-- Supplied records start --

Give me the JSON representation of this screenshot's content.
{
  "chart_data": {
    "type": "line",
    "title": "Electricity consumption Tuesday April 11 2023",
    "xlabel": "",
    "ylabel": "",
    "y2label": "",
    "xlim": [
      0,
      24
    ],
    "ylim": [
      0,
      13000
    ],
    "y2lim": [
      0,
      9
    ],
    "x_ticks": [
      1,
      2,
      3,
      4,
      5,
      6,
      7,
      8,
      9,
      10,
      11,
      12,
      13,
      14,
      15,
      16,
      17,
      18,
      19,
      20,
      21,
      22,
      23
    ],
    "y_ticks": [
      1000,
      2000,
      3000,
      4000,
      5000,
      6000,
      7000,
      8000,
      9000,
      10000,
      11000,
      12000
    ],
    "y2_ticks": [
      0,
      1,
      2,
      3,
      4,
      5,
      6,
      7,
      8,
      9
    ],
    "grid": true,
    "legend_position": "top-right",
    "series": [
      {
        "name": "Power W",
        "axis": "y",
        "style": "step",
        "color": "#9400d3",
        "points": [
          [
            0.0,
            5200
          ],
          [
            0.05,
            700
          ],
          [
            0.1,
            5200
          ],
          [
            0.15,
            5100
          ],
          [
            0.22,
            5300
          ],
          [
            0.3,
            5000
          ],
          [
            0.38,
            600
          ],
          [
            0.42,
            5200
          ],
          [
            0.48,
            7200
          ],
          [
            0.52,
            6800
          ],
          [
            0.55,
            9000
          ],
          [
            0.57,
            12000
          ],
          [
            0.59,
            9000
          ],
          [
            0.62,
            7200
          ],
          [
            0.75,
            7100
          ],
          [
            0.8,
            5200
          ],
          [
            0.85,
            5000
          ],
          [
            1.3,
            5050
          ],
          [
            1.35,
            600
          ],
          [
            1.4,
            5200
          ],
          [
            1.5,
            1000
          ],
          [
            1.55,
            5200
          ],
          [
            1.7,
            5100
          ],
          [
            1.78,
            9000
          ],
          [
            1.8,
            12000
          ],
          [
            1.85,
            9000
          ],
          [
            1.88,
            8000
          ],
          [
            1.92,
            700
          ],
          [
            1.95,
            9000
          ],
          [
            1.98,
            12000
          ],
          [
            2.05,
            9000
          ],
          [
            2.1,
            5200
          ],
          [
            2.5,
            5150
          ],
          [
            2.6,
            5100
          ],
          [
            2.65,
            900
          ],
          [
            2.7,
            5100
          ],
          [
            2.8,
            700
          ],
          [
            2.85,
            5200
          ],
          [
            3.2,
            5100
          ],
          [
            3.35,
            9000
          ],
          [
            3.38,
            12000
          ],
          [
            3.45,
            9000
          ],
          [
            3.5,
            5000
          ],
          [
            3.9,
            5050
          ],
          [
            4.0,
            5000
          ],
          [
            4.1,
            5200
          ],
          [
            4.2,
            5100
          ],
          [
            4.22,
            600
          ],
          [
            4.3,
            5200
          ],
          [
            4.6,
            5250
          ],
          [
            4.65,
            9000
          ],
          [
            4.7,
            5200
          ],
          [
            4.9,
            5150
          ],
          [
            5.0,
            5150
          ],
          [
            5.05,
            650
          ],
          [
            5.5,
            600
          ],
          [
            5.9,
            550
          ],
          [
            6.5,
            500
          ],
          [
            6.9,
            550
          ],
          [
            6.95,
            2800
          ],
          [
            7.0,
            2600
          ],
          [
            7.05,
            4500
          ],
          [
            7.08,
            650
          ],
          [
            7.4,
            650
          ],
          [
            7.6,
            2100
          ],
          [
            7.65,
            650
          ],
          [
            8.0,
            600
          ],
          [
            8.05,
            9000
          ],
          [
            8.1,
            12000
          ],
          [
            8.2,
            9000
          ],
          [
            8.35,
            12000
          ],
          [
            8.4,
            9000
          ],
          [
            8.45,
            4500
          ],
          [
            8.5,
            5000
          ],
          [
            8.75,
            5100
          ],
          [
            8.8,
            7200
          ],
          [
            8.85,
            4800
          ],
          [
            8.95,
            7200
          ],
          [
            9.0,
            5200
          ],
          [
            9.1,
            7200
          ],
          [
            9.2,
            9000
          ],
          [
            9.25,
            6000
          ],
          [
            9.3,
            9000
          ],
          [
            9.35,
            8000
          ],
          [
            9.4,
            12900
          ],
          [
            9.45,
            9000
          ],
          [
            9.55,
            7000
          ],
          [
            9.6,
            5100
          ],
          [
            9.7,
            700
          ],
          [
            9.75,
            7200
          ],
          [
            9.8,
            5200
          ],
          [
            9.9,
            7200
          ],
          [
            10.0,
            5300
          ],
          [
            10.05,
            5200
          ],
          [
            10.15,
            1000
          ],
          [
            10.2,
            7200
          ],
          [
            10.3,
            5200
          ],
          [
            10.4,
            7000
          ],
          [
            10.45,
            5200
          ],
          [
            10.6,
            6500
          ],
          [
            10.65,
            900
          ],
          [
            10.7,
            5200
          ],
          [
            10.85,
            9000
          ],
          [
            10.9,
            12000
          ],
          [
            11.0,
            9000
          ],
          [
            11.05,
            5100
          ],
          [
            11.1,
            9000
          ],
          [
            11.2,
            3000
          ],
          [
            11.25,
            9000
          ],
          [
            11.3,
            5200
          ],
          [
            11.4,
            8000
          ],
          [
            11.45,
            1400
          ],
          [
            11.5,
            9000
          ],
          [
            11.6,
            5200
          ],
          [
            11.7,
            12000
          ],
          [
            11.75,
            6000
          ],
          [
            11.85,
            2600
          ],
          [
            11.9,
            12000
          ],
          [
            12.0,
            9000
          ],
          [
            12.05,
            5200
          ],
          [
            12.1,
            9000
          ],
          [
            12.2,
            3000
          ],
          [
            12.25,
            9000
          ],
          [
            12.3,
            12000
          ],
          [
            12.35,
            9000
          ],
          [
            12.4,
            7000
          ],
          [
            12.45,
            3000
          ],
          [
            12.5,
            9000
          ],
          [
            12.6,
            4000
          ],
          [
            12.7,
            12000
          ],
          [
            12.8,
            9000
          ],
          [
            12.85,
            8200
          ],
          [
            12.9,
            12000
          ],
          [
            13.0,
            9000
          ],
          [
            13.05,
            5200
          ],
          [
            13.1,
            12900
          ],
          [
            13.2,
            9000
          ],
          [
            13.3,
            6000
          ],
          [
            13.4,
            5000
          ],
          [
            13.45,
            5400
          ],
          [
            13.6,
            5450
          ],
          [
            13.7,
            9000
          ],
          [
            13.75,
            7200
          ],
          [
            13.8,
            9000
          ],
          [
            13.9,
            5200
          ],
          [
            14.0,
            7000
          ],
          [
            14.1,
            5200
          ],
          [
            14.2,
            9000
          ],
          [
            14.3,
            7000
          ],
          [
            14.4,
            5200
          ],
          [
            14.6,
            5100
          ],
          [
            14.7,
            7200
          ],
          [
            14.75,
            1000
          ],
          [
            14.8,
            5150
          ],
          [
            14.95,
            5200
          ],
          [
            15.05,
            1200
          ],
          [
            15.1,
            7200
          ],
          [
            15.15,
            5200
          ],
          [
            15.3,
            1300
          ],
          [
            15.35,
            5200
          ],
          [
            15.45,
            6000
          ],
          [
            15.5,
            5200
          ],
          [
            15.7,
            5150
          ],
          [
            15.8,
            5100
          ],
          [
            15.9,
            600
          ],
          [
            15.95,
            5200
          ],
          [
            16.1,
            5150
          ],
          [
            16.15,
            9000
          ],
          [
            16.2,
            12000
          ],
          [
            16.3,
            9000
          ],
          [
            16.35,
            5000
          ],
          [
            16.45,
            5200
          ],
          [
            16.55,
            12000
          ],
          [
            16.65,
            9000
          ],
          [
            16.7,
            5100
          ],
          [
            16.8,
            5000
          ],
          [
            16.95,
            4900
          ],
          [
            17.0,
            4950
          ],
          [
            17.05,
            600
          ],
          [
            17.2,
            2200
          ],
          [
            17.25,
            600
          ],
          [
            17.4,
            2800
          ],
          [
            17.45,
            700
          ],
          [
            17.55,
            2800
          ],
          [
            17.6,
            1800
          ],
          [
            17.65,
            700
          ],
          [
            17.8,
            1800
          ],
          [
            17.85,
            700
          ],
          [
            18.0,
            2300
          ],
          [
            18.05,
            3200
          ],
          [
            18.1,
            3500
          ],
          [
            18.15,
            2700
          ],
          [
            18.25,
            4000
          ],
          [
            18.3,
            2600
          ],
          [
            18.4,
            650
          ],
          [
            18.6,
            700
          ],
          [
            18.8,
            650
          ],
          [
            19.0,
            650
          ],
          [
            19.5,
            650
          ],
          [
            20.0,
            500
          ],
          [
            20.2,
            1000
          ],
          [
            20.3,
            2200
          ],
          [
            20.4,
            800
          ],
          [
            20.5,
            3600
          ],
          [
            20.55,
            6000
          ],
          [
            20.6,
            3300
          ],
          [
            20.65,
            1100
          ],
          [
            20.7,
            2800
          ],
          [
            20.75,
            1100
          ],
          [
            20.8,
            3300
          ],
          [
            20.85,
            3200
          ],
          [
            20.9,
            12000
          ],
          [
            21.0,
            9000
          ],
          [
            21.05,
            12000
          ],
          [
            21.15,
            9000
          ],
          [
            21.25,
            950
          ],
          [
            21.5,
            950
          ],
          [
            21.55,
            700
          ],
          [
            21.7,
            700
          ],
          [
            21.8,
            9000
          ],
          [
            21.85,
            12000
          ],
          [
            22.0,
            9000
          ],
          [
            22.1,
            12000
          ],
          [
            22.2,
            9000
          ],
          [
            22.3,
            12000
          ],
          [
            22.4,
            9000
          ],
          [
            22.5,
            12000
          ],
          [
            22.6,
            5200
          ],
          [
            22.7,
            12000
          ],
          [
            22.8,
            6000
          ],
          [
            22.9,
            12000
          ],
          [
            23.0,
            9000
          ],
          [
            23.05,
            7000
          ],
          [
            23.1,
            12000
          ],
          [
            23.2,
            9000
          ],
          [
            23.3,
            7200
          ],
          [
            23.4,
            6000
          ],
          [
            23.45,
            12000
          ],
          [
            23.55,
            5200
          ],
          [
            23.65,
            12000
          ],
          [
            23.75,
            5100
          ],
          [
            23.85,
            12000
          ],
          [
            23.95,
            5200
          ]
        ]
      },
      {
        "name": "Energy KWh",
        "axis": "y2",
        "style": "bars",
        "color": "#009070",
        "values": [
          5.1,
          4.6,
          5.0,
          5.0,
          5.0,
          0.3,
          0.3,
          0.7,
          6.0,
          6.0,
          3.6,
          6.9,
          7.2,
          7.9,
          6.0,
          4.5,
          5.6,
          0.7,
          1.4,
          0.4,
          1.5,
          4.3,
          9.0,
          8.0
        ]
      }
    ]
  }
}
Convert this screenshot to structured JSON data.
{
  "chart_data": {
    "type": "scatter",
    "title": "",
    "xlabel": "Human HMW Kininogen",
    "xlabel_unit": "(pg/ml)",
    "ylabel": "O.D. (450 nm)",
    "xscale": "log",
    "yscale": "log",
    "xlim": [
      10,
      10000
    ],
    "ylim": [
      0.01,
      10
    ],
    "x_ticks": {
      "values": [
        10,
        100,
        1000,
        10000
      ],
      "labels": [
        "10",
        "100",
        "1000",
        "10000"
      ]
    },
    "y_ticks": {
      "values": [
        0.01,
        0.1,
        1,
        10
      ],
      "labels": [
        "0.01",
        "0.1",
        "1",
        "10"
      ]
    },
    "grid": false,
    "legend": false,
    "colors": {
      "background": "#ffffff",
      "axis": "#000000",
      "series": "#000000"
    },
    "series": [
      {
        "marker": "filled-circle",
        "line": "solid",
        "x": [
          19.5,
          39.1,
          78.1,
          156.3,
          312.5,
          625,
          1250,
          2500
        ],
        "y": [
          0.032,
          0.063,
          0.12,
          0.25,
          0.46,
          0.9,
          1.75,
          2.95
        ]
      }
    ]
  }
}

-- Supplied records end --

* _Exercise_
Write down every line of the data above that includes the string "JSON".

* _Answer_
Give me the JSON representation of this screenshot's content.
Convert this screenshot to structured JSON data.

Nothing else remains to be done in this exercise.